What is being asked: Extract all lines in the data that contain the word "ylabel".

Information supplied:

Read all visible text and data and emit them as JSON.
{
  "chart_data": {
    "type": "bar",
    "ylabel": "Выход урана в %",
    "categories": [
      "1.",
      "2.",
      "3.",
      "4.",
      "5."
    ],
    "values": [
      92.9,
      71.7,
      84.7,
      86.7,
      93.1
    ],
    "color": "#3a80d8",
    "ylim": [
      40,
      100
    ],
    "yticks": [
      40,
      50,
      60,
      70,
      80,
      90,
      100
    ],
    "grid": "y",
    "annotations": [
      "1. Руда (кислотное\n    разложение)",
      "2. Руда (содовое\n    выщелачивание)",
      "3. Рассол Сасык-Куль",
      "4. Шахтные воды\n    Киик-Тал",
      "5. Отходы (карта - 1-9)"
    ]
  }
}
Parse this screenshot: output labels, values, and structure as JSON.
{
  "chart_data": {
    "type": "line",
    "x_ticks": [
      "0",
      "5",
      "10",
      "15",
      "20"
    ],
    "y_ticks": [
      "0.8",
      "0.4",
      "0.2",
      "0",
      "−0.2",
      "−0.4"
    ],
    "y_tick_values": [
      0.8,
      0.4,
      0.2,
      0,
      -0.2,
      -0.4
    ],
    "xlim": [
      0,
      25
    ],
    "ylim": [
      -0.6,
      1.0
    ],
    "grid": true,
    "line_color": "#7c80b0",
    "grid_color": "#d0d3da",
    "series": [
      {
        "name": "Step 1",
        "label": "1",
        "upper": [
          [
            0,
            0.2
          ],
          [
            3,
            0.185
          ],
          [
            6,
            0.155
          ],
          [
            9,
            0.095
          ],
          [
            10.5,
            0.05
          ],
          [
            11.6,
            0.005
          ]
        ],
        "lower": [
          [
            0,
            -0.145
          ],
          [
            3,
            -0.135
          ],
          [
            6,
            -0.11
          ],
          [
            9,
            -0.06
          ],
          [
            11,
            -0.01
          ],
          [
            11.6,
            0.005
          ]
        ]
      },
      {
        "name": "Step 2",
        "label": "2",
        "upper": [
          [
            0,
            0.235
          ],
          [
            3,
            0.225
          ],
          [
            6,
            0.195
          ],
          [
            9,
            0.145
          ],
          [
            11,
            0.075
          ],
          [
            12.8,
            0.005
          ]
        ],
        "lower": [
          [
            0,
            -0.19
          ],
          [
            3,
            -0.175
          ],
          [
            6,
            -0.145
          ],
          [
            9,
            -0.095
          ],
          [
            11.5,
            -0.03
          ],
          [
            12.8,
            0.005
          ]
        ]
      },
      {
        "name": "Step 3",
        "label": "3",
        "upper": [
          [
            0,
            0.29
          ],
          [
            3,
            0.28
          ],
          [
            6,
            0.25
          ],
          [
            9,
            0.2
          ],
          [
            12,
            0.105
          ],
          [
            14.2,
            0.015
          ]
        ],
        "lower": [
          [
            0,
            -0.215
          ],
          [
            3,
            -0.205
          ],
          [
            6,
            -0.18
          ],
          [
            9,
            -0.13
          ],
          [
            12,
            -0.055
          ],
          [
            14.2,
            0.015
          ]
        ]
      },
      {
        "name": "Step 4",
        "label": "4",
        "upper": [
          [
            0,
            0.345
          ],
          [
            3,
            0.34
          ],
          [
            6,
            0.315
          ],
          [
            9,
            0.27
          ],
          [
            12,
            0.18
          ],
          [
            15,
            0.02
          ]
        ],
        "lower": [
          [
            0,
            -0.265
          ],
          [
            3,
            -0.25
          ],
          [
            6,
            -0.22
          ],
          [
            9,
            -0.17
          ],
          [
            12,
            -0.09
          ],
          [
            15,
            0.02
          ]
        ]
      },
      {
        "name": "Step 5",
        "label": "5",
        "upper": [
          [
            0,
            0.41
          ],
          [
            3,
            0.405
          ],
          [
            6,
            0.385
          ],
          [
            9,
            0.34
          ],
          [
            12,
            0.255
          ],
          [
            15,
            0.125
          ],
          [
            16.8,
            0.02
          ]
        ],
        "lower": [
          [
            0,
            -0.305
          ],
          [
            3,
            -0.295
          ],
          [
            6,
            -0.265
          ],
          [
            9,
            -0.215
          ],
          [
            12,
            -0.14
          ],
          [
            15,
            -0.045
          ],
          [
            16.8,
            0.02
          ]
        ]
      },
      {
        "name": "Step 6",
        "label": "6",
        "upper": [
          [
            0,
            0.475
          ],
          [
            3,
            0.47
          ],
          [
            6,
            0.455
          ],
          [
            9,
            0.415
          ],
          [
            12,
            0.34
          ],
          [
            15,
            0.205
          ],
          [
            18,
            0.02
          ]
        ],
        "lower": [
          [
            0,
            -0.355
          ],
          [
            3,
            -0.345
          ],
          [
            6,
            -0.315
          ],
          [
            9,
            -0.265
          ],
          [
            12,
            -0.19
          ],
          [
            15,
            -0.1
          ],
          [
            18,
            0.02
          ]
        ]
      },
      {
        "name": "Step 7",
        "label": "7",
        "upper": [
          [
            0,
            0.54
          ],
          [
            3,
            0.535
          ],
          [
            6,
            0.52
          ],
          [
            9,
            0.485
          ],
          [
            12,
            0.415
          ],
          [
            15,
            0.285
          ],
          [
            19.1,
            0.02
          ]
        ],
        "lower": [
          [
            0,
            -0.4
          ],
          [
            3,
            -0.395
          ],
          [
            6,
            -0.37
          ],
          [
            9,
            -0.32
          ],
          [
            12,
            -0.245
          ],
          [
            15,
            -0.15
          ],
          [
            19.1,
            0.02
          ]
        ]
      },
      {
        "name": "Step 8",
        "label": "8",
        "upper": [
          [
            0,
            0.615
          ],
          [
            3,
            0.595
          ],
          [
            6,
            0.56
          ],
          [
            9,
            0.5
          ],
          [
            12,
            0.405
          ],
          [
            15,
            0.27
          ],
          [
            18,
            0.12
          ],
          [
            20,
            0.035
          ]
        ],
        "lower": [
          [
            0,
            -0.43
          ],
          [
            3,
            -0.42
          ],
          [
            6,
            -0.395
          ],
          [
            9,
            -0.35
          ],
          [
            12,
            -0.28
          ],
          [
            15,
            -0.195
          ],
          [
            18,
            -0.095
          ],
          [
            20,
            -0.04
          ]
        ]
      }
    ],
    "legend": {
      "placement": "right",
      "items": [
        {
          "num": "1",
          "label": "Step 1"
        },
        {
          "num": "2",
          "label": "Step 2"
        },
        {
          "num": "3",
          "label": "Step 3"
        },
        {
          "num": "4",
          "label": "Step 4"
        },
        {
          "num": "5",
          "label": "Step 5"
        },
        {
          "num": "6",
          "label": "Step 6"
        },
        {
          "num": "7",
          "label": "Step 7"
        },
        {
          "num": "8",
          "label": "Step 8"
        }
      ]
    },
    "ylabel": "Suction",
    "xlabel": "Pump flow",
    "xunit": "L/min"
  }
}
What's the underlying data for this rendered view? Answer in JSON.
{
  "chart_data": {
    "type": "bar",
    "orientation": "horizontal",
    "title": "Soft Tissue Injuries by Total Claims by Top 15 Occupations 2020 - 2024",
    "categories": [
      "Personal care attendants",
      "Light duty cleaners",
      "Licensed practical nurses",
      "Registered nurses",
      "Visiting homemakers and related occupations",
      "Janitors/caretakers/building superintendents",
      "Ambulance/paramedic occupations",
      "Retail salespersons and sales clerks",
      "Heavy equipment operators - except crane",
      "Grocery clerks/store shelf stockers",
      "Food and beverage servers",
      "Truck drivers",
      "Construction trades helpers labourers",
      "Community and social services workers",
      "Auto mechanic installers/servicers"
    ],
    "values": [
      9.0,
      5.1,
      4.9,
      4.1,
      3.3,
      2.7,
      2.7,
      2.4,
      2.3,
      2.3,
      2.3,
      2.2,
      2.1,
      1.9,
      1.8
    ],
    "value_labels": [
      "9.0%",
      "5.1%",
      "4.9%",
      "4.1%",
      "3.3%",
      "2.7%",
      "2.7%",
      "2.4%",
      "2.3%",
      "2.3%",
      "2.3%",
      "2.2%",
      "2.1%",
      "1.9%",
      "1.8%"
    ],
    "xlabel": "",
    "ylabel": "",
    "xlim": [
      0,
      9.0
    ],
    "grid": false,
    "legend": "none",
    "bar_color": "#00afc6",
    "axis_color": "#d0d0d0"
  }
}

Exercise output:
    "ylabel": "Выход урана в %",
    "ylabel": "Suction",
    "ylabel": "",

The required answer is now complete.